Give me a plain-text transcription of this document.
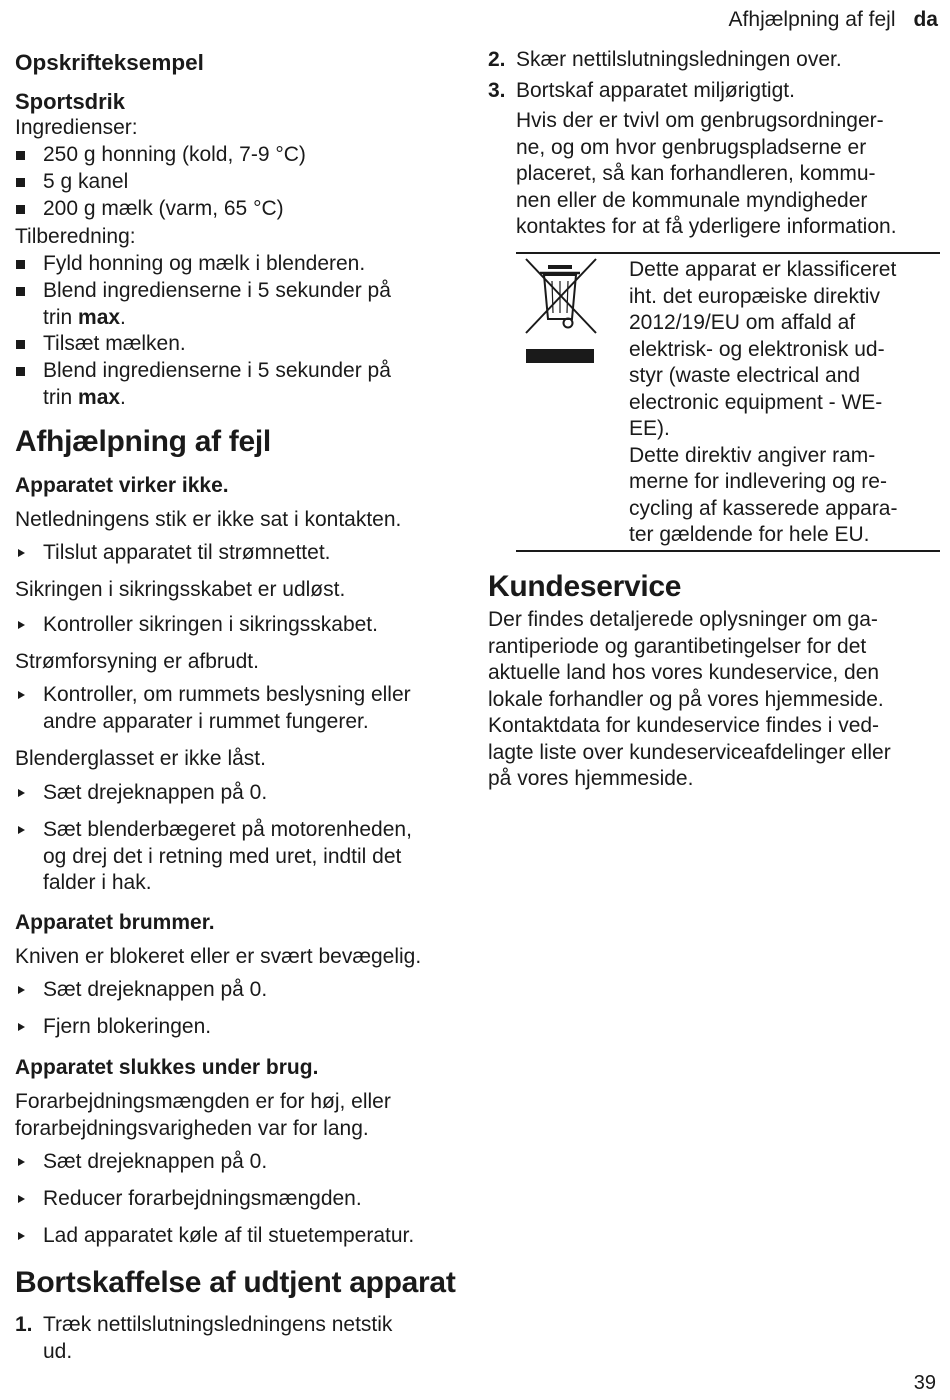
Afhjælpning af fejl da
Opskrifteksempel
Sportsdrik
Ingredienser:
250 g honning (kold, 7-9 °C)
5 g kanel
200 g mælk (varm, 65 °C)
Tilberedning:
Fyld honning og mælk i blenderen.
Blend ingredienserne i 5 sekunder på
trin max.
Tilsæt mælken.
Blend ingredienserne i 5 sekunder på
trin max.
Afhjælpning af fejl
Apparatet virker ikke.
Netledningens stik er ikke sat i kontakten.
Tilslut apparatet til strømnettet.
Sikringen i sikringsskabet er udløst.
Kontroller sikringen i sikringsskabet.
Strømforsyning er afbrudt.
Kontroller, om rummets beslysning eller
andre apparater i rummet fungerer.
Blenderglasset er ikke låst.
Sæt drejeknappen på 0.
Sæt blenderbægeret på motorenheden,
og drej det i retning med uret, indtil det
falder i hak.
Apparatet brummer.
Kniven er blokeret eller er svært bevægelig.
Sæt drejeknappen på 0.
Fjern blokeringen.
Apparatet slukkes under brug.
Forarbejdningsmængden er for høj, eller
forarbejdningsvarigheden var for lang.
Sæt drejeknappen på 0.
Reducer forarbejdningsmængden.
Lad apparatet køle af til stuetemperatur.
Bortskaffelse af udtjent apparat
1. Træk nettilslutningsledningens netstik
ud.
2. Skær nettilslutningsledningen over.
3. Bortskaf apparatet miljørigtigt.
Hvis der er tvivl om genbrugsordninger-
ne, og om hvor genbrugspladserne er
placeret, så kan forhandleren, kommu-
nen eller de kommunale myndigheder
kontaktes for at få yderligere information.
Dette apparat er klassificeret
iht. det europæiske direktiv
2012/19/EU om affald af
elektrisk- og elektronisk ud-
styr (waste electrical and
electronic equipment - WE-
EE).
Dette direktiv angiver ram-
merne for indlevering og re-
cycling af kasserede appara-
ter gældende for hele EU.
Kundeservice
Der findes detaljerede oplysninger om ga-
rantiperiode og garantibetingelser for det
aktuelle land hos vores kundeservice, den
lokale forhandler og på vores hjemmeside.
Kontaktdata for kundeservice findes i ved-
lagte liste over kundeserviceafdelinger eller
på vores hjemmeside.
39
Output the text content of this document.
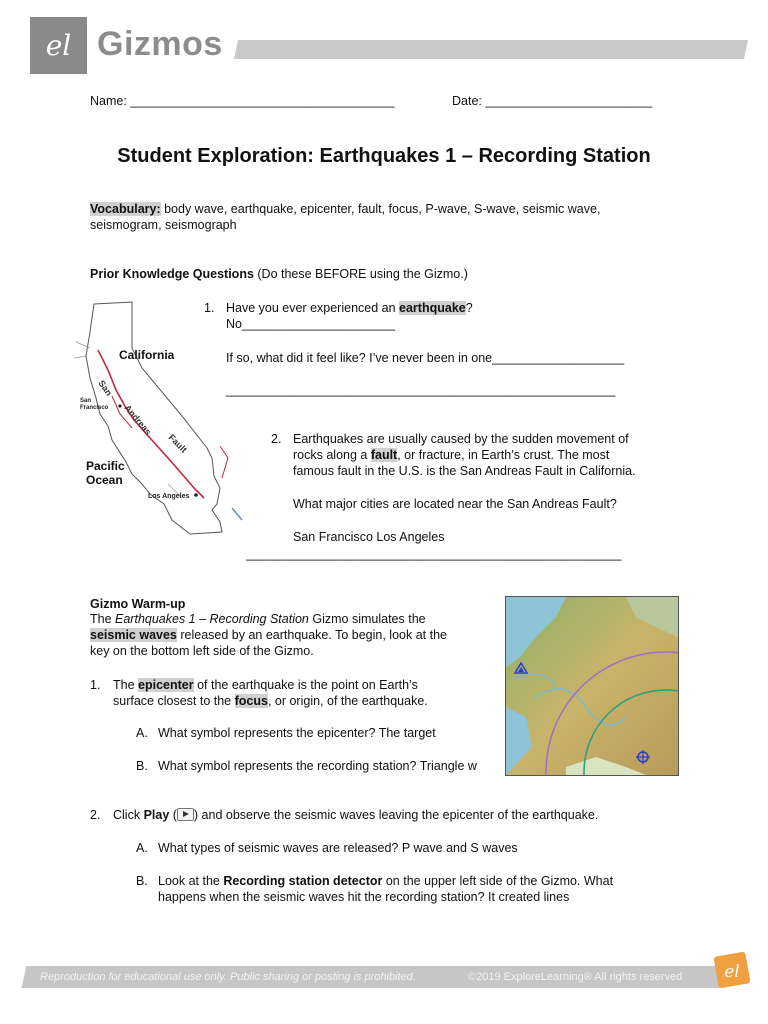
el Gizmos
Name: ______________________________________	Date: ________________________
Student Exploration: Earthquakes 1 – Recording Station
Vocabulary: body wave, earthquake, epicenter, fault, focus, P-wave, S-wave, seismic wave,
seismogram, seismograph
Prior Knowledge Questions (Do these BEFORE using the Gizmo.)
California
San
Andreas
Fault
San
Francisco
Pacific
Ocean
Los Angeles
1. Have you ever experienced an earthquake?
No______________________
If so, what did it feel like? I’ve never been in one___________________
________________________________________________________
2. Earthquakes are usually caused by the sudden movement of
rocks along a fault, or fracture, in Earth’s crust. The most
famous fault in the U.S. is the San Andreas Fault in California.
What major cities are located near the San Andreas Fault?
San Francisco Los Angeles
______________________________________________________
Gizmo Warm-up
The Earthquakes 1 – Recording Station Gizmo simulates the
seismic waves released by an earthquake. To begin, look at the
key on the bottom left side of the Gizmo.
1. The epicenter of the earthquake is the point on Earth’s
surface closest to the focus, or origin, of the earthquake.
A. What symbol represents the epicenter? The target
B. What symbol represents the recording station? Triangle w
2. Click Play ( ) and observe the seismic waves leaving the epicenter of the earthquake.
A. What types of seismic waves are released? P wave and S waves
B. Look at the Recording station detector on the upper left side of the Gizmo. What
happens when the seismic waves hit the recording station? It created lines
Reproduction for educational use only. Public sharing or posting is prohibited.	©2019 ExploreLearning® All rights reserved el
▬▬▬
§ **Instructions for the task**
Search the preceding listing for "represents" and extract every line where it is found.

§ **Expected output**
A. What symbol represents the epicenter? The target
B. What symbol represents the recording station? Triangle w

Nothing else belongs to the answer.